* [Consigne 1] Réécris le listing en partant de la ligne contenant « Extract all elements » et en allant jusqu'à la ligne contenant « data-point[interactable] — [1170, 340, 1182, 352] », incluses. Remplace « y-tick-label » par « y-axis-label » et ne modifie rien d'autre.

Cet article tente de mettre le doigt sur certains points « interconnectés » et dont leur absence ou négligence peut avoir des conséquences drastiques pouvant empêcher l’émergence du e-commerce en Afrique.

Loin de vouloir faire une listing, nous essayons de faire une liaison entre les différents points ci-après :

Fluidité des transactions et droit à la rétractation

La fluidité des transactions est un élément essentiel de même que le droit à la rétractation. Ces deux éléments font partie des moteurs du e-commerce car permettant d’instaurer un climat de confiance entre fournisseur et consommateur. Le hic est qu’en Afrique, on s’est trop tôt résigné en adoptant le mobile payment au détriment des payment gateways classiques comme Stripe, Paypal… De plus, d’autres e-commerçants ont préféré le paiement en liquide au lieu du paiement électronique.

C’est quoi le rapport avec le droit à la rétractation ?

D’abord, il est important d’expliquer la notion de passerelle de paiement dans le e-commerce. 

En effet, elle permet aux fournisseurs d’encaisser l’argent avant de livrer le produit et évite les déplacements (les portefeuilles mobiles nécessitent d’être rechargés et ça nécessite des fois un déplacement jusqu’au point de rechargement).

* [Consigne 2] Indique si chacune des affirmations suivantes est conforme à l'extrait sur le e-commerce en Afrique, en répondant oui ou non et en citant les mots décisifs de l'extrait. (a) La fluidité des transactions et le droit à la rétractation permettent d'instaurer un climat de confiance entre fournisseur et consommateur. (b) Tous les e-commerçants ont choisi le paiement électronique. (c) La passerelle de paiement permet aux fournisseurs d'encaisser l'argent après la livraison du produit.

* [Données d'entrée]
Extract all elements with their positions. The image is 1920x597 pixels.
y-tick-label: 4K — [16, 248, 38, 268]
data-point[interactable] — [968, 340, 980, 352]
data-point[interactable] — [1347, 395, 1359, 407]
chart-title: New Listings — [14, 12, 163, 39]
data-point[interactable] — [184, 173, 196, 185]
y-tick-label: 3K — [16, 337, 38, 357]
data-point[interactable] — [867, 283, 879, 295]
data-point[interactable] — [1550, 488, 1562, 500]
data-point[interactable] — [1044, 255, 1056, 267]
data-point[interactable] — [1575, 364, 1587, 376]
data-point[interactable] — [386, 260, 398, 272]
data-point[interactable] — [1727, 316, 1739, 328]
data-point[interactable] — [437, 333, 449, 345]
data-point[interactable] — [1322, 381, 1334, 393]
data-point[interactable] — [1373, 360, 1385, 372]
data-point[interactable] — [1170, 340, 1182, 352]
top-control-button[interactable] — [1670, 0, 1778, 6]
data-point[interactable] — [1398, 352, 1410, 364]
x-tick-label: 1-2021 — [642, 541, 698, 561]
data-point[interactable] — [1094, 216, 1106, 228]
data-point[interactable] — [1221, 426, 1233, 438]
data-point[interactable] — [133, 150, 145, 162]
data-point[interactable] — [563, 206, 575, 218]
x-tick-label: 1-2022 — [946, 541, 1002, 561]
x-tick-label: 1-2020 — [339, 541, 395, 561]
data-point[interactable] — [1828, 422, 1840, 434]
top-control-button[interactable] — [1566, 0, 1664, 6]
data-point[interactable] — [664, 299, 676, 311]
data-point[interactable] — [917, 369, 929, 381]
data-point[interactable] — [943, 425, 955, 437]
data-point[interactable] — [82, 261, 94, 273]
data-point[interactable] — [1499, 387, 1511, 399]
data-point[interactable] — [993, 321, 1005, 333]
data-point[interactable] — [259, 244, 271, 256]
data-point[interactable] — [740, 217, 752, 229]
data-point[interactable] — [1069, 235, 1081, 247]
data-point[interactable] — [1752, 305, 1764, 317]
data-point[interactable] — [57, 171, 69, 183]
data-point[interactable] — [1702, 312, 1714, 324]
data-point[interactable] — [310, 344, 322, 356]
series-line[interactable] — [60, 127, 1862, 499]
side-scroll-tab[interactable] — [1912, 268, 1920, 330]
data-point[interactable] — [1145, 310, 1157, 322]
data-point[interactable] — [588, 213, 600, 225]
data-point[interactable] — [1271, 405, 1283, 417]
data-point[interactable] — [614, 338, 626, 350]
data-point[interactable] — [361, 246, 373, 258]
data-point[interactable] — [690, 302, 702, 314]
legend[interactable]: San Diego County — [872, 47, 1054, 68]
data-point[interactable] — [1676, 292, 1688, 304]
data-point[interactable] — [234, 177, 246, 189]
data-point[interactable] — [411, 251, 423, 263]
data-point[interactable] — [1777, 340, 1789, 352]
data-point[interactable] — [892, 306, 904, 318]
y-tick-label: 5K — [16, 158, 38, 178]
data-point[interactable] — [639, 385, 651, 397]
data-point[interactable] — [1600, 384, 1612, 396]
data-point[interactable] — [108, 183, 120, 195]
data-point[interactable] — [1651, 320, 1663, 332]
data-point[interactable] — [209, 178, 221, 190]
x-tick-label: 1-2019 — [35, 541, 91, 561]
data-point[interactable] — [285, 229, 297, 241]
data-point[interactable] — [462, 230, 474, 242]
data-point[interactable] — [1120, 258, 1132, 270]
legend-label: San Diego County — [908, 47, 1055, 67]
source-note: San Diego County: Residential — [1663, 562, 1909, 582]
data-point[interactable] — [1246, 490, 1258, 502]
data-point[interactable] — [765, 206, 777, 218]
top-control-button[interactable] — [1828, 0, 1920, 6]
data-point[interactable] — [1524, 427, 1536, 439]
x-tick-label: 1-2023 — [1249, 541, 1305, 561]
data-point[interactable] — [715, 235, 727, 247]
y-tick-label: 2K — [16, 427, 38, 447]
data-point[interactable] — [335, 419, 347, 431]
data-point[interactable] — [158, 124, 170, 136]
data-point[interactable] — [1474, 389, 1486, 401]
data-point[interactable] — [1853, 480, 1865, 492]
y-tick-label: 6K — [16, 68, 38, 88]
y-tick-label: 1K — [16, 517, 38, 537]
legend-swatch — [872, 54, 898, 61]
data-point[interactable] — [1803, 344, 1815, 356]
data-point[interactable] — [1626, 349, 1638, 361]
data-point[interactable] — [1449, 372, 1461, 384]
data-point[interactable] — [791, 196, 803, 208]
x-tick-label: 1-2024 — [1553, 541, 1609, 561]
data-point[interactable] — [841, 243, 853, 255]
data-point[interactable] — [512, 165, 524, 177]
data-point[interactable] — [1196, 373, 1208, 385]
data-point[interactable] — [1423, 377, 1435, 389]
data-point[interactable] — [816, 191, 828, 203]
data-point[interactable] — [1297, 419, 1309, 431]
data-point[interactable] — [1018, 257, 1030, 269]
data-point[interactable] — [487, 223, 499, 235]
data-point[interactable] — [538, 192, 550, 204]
* * *
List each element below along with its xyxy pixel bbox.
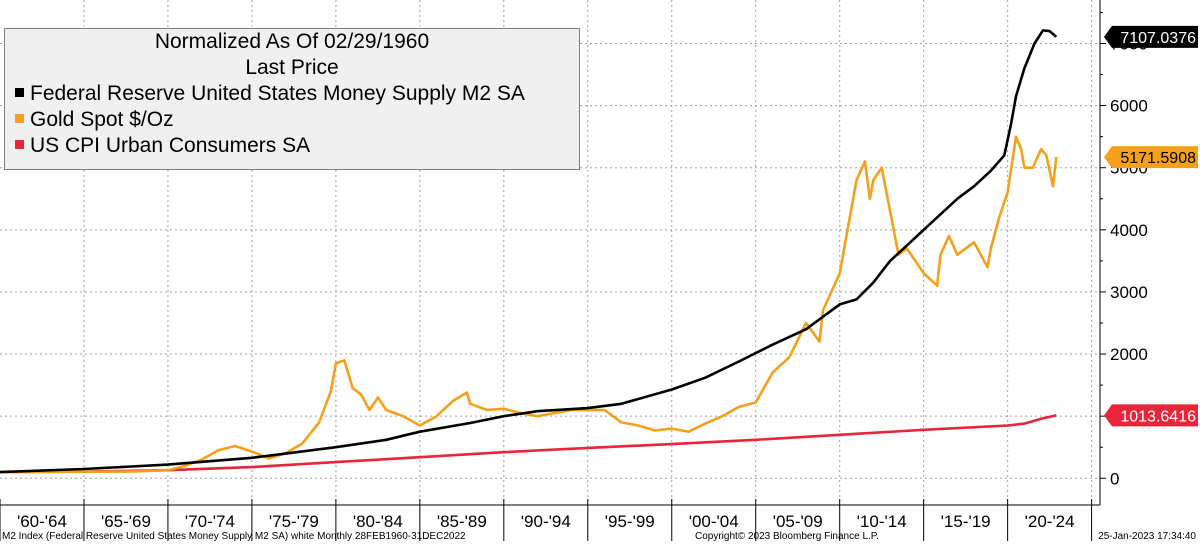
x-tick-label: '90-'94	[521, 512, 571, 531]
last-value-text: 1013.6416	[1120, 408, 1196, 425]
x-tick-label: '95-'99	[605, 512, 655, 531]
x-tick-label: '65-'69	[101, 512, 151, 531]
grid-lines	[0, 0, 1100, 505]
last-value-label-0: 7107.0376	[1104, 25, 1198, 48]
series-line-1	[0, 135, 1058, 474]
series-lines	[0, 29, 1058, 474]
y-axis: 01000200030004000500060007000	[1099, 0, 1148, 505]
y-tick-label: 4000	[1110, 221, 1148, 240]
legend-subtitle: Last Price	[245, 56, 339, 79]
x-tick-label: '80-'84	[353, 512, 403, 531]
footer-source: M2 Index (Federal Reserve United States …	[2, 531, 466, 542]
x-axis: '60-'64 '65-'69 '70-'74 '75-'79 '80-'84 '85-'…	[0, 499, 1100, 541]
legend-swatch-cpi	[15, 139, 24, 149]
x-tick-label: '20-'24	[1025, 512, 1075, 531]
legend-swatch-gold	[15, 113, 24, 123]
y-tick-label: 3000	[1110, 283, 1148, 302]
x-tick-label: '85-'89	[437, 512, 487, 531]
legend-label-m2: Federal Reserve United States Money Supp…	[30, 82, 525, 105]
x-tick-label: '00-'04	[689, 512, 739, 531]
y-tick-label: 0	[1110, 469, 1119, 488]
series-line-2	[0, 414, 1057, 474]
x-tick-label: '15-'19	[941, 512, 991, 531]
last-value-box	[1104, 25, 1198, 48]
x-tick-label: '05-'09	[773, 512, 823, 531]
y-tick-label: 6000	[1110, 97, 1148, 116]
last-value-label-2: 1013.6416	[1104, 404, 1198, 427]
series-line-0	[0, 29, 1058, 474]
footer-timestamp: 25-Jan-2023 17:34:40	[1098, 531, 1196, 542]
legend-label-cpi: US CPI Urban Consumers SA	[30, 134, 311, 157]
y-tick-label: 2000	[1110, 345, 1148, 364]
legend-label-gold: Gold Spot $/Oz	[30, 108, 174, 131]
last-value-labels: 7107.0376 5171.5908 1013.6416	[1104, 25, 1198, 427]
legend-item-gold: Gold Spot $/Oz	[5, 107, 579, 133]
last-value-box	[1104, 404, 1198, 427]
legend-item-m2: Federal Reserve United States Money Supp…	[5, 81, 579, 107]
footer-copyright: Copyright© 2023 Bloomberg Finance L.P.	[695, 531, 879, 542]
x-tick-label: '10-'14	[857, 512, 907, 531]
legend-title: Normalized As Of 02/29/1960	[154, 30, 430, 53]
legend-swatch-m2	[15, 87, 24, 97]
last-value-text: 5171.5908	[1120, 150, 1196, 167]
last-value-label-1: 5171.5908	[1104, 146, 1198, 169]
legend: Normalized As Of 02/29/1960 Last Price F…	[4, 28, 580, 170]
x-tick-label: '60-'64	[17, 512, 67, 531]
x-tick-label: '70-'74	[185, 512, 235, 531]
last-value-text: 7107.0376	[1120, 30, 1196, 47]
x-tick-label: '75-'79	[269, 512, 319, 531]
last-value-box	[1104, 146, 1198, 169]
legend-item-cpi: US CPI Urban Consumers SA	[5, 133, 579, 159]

* [Réponse complète 1]
Extract all elements with their positions. The image is 1920x597 pixels.
y-axis-label: 4K — [16, 248, 38, 268]
data-point[interactable] — [968, 340, 980, 352]
data-point[interactable] — [1347, 395, 1359, 407]
chart-title: New Listings — [14, 12, 163, 39]
data-point[interactable] — [184, 173, 196, 185]
y-axis-label: 3K — [16, 337, 38, 357]
data-point[interactable] — [867, 283, 879, 295]
data-point[interactable] — [1550, 488, 1562, 500]
data-point[interactable] — [1044, 255, 1056, 267]
data-point[interactable] — [1575, 364, 1587, 376]
data-point[interactable] — [386, 260, 398, 272]
data-point[interactable] — [1727, 316, 1739, 328]
data-point[interactable] — [437, 333, 449, 345]
data-point[interactable] — [1322, 381, 1334, 393]
data-point[interactable] — [1373, 360, 1385, 372]
data-point[interactable] — [1170, 340, 1182, 352]

* [Réponse complète 2]
(a) Oui : « Ces deux éléments font partie des moteurs du e-commerce car permettant d’instaurer un climat de confiance entre fournisseur et consommateur. »
(b) Non : « d’autres e-commerçants ont préféré le paiement en liquide au lieu du paiement électronique. »
(c) Non : « elle permet aux fournisseurs d’encaisser l’argent avant de livrer le produit »